---------- Dokumen Sumber ----------

Biografi Prof. Teungku Hasbi Ash-Shiddieqy

  • Bagikan
Biografi Prof. Teungku Hasbi Ash-Shiddieqy
Biografi Prof. Teungku Hasbi Ash-Shiddieqy

Reputasi Prof. Teungku Hasbi Ash-Shiddieqy sudah sangat melekat di tengah masyarakat Indonesia, khususnya di kalangan ulama pembaharu dan dunia perguruan tinggi Islam. Meskipun ada perbedaan pandangan dengan ulama tradisional, mereka tetap mengenal dan menghormati Prof. Teungku Hasbi sebagai ulama besar yang ahli dalam fikih dan tafsir-hadis. Di kalangan modernis, Teungku Hasbi dikenal sebagai ulama mujaddid yang membawa perubahan dalam pemikiran Islam dan seorang mujtahid dalam bidang hukum Islam dan fikih. Secara keseluruhan, Prof. Teungku Hasbi dikenal sebagai ulama dan guru besar ahli fikih, pakar tafsir dan hadis, serta ilmu-ilmu keislaman lainnya di Institut Agama Islam Negeri (IAIN) Sunan Kalijaga Yogyakarta, sekarang dikenal sebagai Universitas Islam Negeri (UIN) Sunan Kalijaga Yogyakarta.

Profesor DR. Teungku Hasbi Ash-Shiddieqy adalah seorang pendidik yang berpengaruh, dan merupakan salah satu tokoh pendiri dari Perguruan Tinggi Agama Islam (PTAIN) Yogyakarta, yang kemudian berganti menjadi IAIN Sunan Kalijaga. Beliau diangkat sebagai Dekan Fakultas Syari’ah dan Guru Besar di perguruan tinggi tersebut, serta beberapa perguruan tinggi lainnya di Yogyakarta, Semarang dan terakhir di Jakarta. Lebih dari itu, Profesor Tgk. Hasbi Ash-Shiddieqy dikenal sebagai penulis produktif, dengan puluhan buku yang ditulisnya dan kualitasnya yang sangat baik, serta ratusan artikel dan karya ilmiah lain yang membahas berbagai disiplin ilmu keislaman, terutama fikih, tafsir dan hadis.

---------- Data Ditampilkan ----------

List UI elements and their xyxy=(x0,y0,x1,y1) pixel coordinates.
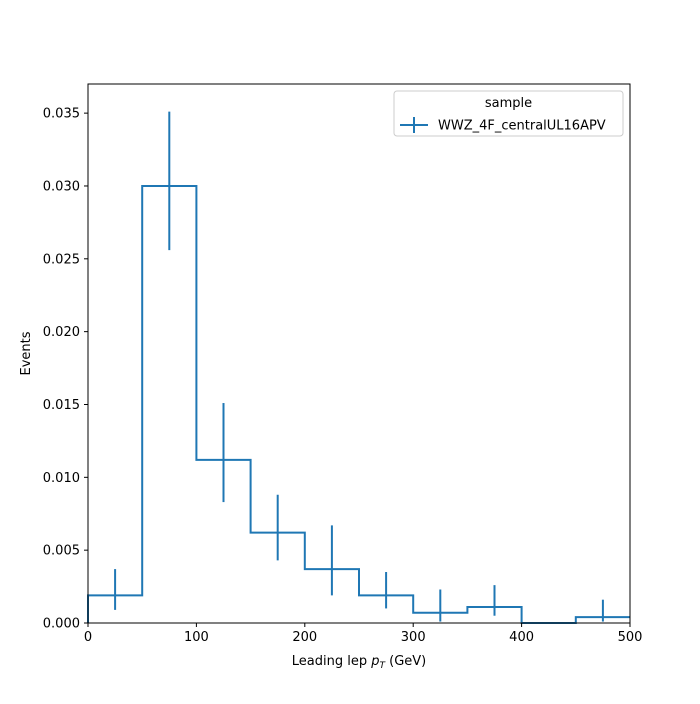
histogram-step-series-0 xyxy=(87,184,630,624)
y-tick-label: 0.005 xyxy=(43,544,80,559)
y-tick-label: 0.025 xyxy=(43,252,80,267)
x-tick-label: 300 xyxy=(401,630,426,645)
legend: sample WWZ_4F_centralUL16APV xyxy=(393,90,624,137)
y-tick-label: 0.035 xyxy=(43,107,80,122)
legend-title: sample xyxy=(485,96,532,111)
axes: 0 100 200 300 400 500 0.000 0.005 0.010 0.015 0.02… xyxy=(19,83,643,671)
x-tick-label: 0 xyxy=(84,630,92,645)
legend-entry-label: WWZ_4F_centralUL16APV xyxy=(438,119,606,134)
y-tick-label: 0.000 xyxy=(43,617,80,632)
plot-area xyxy=(87,111,630,624)
y-tick-label: 0.015 xyxy=(43,398,80,413)
x-tick-label: 200 xyxy=(292,630,317,645)
y-tick-label: 0.020 xyxy=(43,325,80,340)
x-tick-label: 400 xyxy=(509,630,534,645)
x-tick-label: 500 xyxy=(618,630,643,645)
x-tick-label: 100 xyxy=(184,630,209,645)
axes-frame xyxy=(87,83,631,624)
y-tick-label: 0.030 xyxy=(43,179,80,194)
y-axis-label: Events xyxy=(19,331,34,375)
legend-box xyxy=(393,90,624,137)
y-tick-label: 0.010 xyxy=(43,471,80,486)
x-axis-label: Leading lep pT (GeV) xyxy=(292,654,426,671)
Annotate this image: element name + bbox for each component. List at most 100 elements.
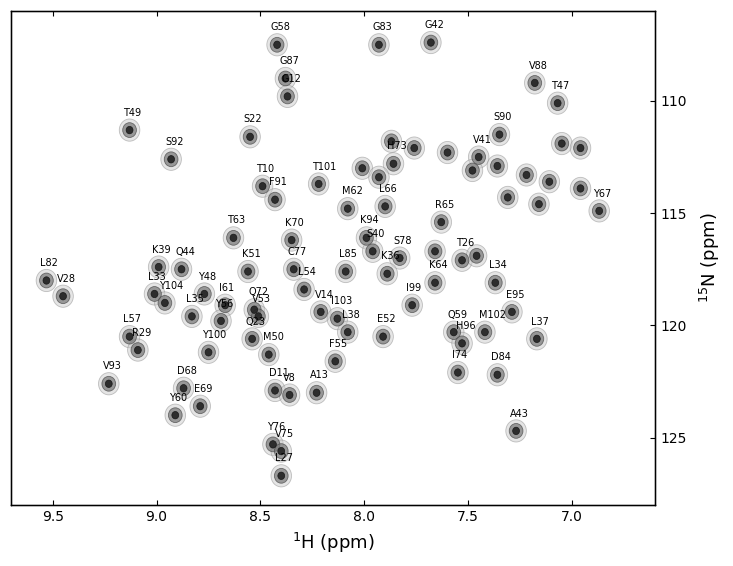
Ellipse shape: [268, 192, 282, 207]
Ellipse shape: [369, 166, 389, 188]
Ellipse shape: [431, 211, 452, 233]
Ellipse shape: [574, 140, 587, 156]
Text: I74: I74: [452, 350, 467, 360]
Ellipse shape: [389, 247, 410, 269]
Ellipse shape: [317, 308, 324, 316]
Text: L37: L37: [531, 316, 548, 327]
Text: V88: V88: [528, 61, 548, 71]
Ellipse shape: [248, 302, 261, 317]
Ellipse shape: [172, 258, 192, 280]
Ellipse shape: [210, 310, 232, 332]
Ellipse shape: [397, 254, 403, 261]
Text: H96: H96: [456, 321, 476, 331]
Ellipse shape: [475, 153, 482, 161]
Ellipse shape: [428, 275, 442, 290]
Ellipse shape: [359, 165, 366, 172]
Ellipse shape: [501, 190, 515, 205]
Ellipse shape: [152, 260, 166, 275]
Ellipse shape: [279, 384, 300, 406]
Text: F91: F91: [269, 177, 287, 187]
Ellipse shape: [336, 260, 356, 282]
Ellipse shape: [240, 126, 260, 148]
Ellipse shape: [285, 233, 298, 247]
Ellipse shape: [205, 349, 212, 356]
Ellipse shape: [278, 472, 284, 479]
Text: T26: T26: [456, 238, 474, 248]
Text: Q72: Q72: [248, 288, 268, 297]
Ellipse shape: [172, 411, 179, 419]
Text: V28: V28: [57, 274, 75, 284]
Ellipse shape: [251, 309, 265, 324]
Ellipse shape: [202, 345, 216, 360]
Ellipse shape: [383, 153, 404, 175]
Ellipse shape: [314, 305, 328, 319]
Text: S90: S90: [493, 112, 512, 122]
Ellipse shape: [294, 278, 314, 301]
Text: D11: D11: [269, 368, 289, 378]
Ellipse shape: [298, 282, 311, 297]
Ellipse shape: [534, 335, 540, 342]
Ellipse shape: [536, 200, 542, 208]
Ellipse shape: [485, 272, 506, 294]
Text: A43: A43: [510, 409, 528, 418]
Ellipse shape: [313, 389, 320, 396]
Ellipse shape: [126, 126, 133, 134]
Ellipse shape: [198, 341, 219, 363]
Text: K36: K36: [381, 251, 399, 261]
Ellipse shape: [559, 140, 565, 147]
Ellipse shape: [372, 170, 386, 185]
Ellipse shape: [468, 146, 489, 168]
Text: E52: E52: [377, 314, 396, 324]
Ellipse shape: [332, 358, 339, 365]
Ellipse shape: [214, 314, 228, 328]
Text: M50: M50: [262, 332, 284, 342]
Ellipse shape: [494, 162, 501, 170]
Ellipse shape: [131, 342, 144, 358]
Ellipse shape: [268, 383, 282, 398]
Ellipse shape: [523, 171, 530, 179]
Ellipse shape: [369, 247, 376, 255]
Ellipse shape: [283, 388, 296, 402]
Ellipse shape: [465, 163, 479, 178]
Text: V14: V14: [314, 290, 334, 299]
Ellipse shape: [272, 196, 279, 203]
Ellipse shape: [496, 131, 503, 138]
Ellipse shape: [589, 200, 610, 222]
Ellipse shape: [272, 387, 279, 394]
Ellipse shape: [155, 263, 162, 271]
Ellipse shape: [428, 244, 442, 259]
Ellipse shape: [384, 270, 391, 277]
Ellipse shape: [196, 402, 204, 410]
Text: K64: K64: [429, 260, 447, 271]
Text: L82: L82: [40, 258, 58, 268]
Ellipse shape: [226, 230, 240, 245]
Ellipse shape: [452, 249, 472, 272]
Ellipse shape: [339, 264, 353, 279]
Ellipse shape: [570, 137, 591, 159]
Text: G87: G87: [279, 56, 299, 66]
Text: T47: T47: [551, 81, 570, 91]
Ellipse shape: [274, 444, 288, 458]
Ellipse shape: [265, 351, 272, 358]
Ellipse shape: [455, 253, 469, 268]
Text: L38: L38: [342, 310, 359, 320]
Text: L66: L66: [379, 184, 397, 194]
Ellipse shape: [388, 138, 395, 145]
Ellipse shape: [478, 325, 492, 340]
Ellipse shape: [505, 305, 519, 319]
Ellipse shape: [309, 173, 329, 195]
Ellipse shape: [441, 145, 454, 160]
Ellipse shape: [405, 298, 419, 312]
Text: G42: G42: [424, 20, 444, 30]
Ellipse shape: [512, 427, 520, 435]
Text: T10: T10: [257, 164, 274, 174]
Ellipse shape: [301, 286, 308, 293]
Ellipse shape: [223, 227, 244, 249]
Ellipse shape: [452, 332, 472, 354]
Ellipse shape: [506, 420, 526, 442]
Ellipse shape: [281, 229, 302, 251]
Ellipse shape: [259, 344, 279, 366]
Ellipse shape: [393, 251, 407, 265]
Text: D84: D84: [491, 353, 511, 362]
Ellipse shape: [274, 469, 288, 483]
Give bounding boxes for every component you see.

----------

Jawablah pertanyaan berikut berdasarkan biografi Prof. Teungku Hasbi Ash-Shiddieqy.
(a) Apa nama IAIN Sunan Kalijaga Yogyakarta sekarang?
(b) Jabatan apa yang diembannya di perguruan tinggi yang kemudian menjadi IAIN Sunan Kalijaga?
(c) Sebagai apa ia dikenal di kalangan modernis?
Data tersebut tidak diperlukan.

(a) Universitas Islam Negeri (UIN) Sunan Kalijaga Yogyakarta.
(b) Dekan Fakultas Syari’ah dan Guru Besar.
(c) Sebagai ulama mujaddid yang membawa perubahan dalam pemikiran Islam dan seorang mujtahid dalam bidang hukum Islam dan fikih.